> [Work instructions]:
Reproduce every line of the data below word for word, leaving out the pictures.

[Rows from a layout dataset]
☆ ☆ ☆ ☆ ☆ ☆ ☆

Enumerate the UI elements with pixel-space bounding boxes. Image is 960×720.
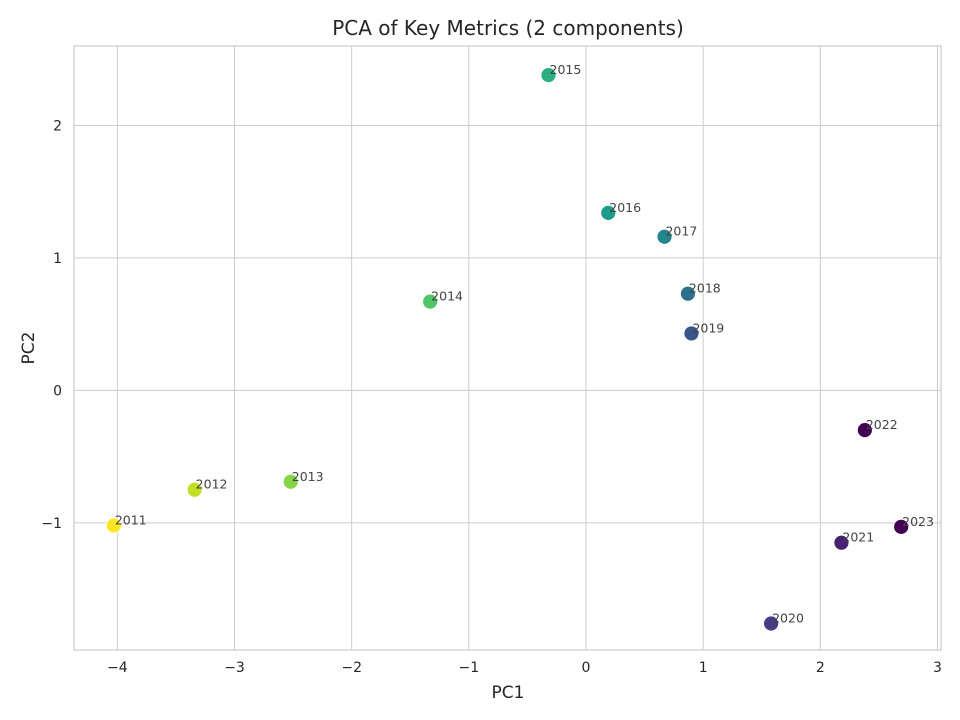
point-label: 2022 (866, 417, 898, 432)
point-label: 2020 (772, 611, 804, 626)
point-label: 2012 (196, 477, 228, 492)
y-tick-label: −1 (41, 516, 62, 532)
scatter-point (282, 473, 299, 490)
scatter-point (680, 285, 696, 302)
point-label: 2015 (550, 62, 582, 77)
scatter-point (422, 293, 439, 310)
scatter-point (833, 534, 850, 551)
y-tick-labels: −1 0 1 2 (41, 118, 62, 531)
scatter-point (893, 518, 910, 535)
scatter-point (856, 422, 873, 439)
x-tick-labels: −4 −3 −2 −1 0 1 2 3 (107, 660, 942, 676)
x-tick-label: 3 (933, 660, 942, 676)
grid (74, 46, 941, 650)
scatter-points (105, 67, 910, 632)
x-tick-label: 1 (699, 660, 708, 676)
chart-title: PCA of Key Metrics (2 components) (332, 16, 684, 40)
point-label: 2021 (842, 530, 874, 545)
plot-frame (73, 45, 942, 651)
point-label: 2019 (692, 320, 724, 335)
scatter-point (683, 325, 700, 342)
x-tick-label: 0 (582, 660, 591, 676)
point-label: 2011 (115, 512, 147, 527)
x-tick-label: −2 (341, 660, 362, 676)
point-label: 2018 (689, 281, 721, 296)
y-tick-label: 0 (53, 383, 62, 399)
x-tick-label: 2 (816, 660, 825, 676)
y-tick-label: 2 (53, 118, 62, 134)
scatter-point (763, 615, 780, 632)
x-tick-label: −3 (224, 660, 245, 676)
point-label: 2023 (902, 514, 934, 529)
x-tick-label: −1 (459, 660, 480, 676)
y-tick-label: 1 (53, 251, 62, 267)
scatter-point (600, 204, 617, 221)
scatter-point (540, 67, 557, 84)
point-label: 2013 (292, 469, 324, 484)
scatter-point (105, 517, 122, 534)
scatter-point (656, 228, 673, 245)
x-tick-label: −4 (107, 660, 128, 676)
y-axis-title: PC2 (19, 332, 39, 365)
scatter-point (186, 481, 203, 498)
point-label: 2017 (665, 224, 697, 239)
point-label: 2016 (609, 200, 641, 215)
point-label: 2014 (431, 289, 463, 304)
point-labels: 2011 2012 2013 2014 2015 2016 2017 2018 2019 2020… (115, 62, 934, 625)
x-axis-title: PC1 (492, 683, 525, 703)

☆ ☆ ☆ ☆ ☆ ☆ ☆

> [Answer to this task]:
Enumerate the UI elements with pixel-space bounding boxes. Image is 960×720.
point-label: 2022 (866, 417, 898, 432)
point-label: 2020 (772, 611, 804, 626)
point-label: 2012 (196, 477, 228, 492)
y-tick-label: −1 (41, 516, 62, 532)
scatter-point (282, 473, 299, 490)
scatter-point (680, 285, 696, 302)
point-label: 2015 (550, 62, 582, 77)
scatter-point (422, 293, 439, 310)
scatter-point (833, 534, 850, 551)
y-tick-labels: −1 0 1 2 (41, 118, 62, 531)
scatter-point (893, 518, 910, 535)
scatter-point (856, 422, 873, 439)
x-tick-labels: −4 −3 −2 −1 0 1 2 3 (107, 660, 942, 676)
x-tick-label: 3 (933, 660, 942, 676)
grid (74, 46, 941, 650)
scatter-points (105, 67, 910, 632)
x-tick-label: 1 (699, 660, 708, 676)
chart-title: PCA of Key Metrics (2 components) (332, 16, 684, 40)
point-label: 2021 (842, 530, 874, 545)
plot-frame (73, 45, 942, 651)
point-label: 2019 (692, 320, 724, 335)
scatter-point (683, 325, 700, 342)
x-tick-label: 0 (582, 660, 591, 676)
point-label: 2011 (115, 512, 147, 527)
x-tick-label: −2 (341, 660, 362, 676)
point-label: 2018 (689, 281, 721, 296)
y-tick-label: 0 (53, 383, 62, 399)
x-tick-label: 2 (816, 660, 825, 676)
y-tick-label: 2 (53, 118, 62, 134)
scatter-point (763, 615, 780, 632)
x-tick-label: −3 (224, 660, 245, 676)
point-label: 2023 (902, 514, 934, 529)
x-tick-label: −1 (459, 660, 480, 676)
y-tick-label: 1 (53, 251, 62, 267)
scatter-point (600, 204, 617, 221)
scatter-point (540, 67, 557, 84)
point-label: 2013 (292, 469, 324, 484)
scatter-point (105, 517, 122, 534)
scatter-point (656, 228, 673, 245)
x-tick-label: −4 (107, 660, 128, 676)
y-axis-title: PC2 (19, 332, 39, 365)
scatter-point (186, 481, 203, 498)
point-label: 2017 (665, 224, 697, 239)
point-label: 2016 (609, 200, 641, 215)
point-label: 2014 (431, 289, 463, 304)
point-labels: 2011 2012 2013 2014 2015 2016 2017 2018 2019 2020… (115, 62, 934, 625)
x-axis-title: PC1 (492, 683, 525, 703)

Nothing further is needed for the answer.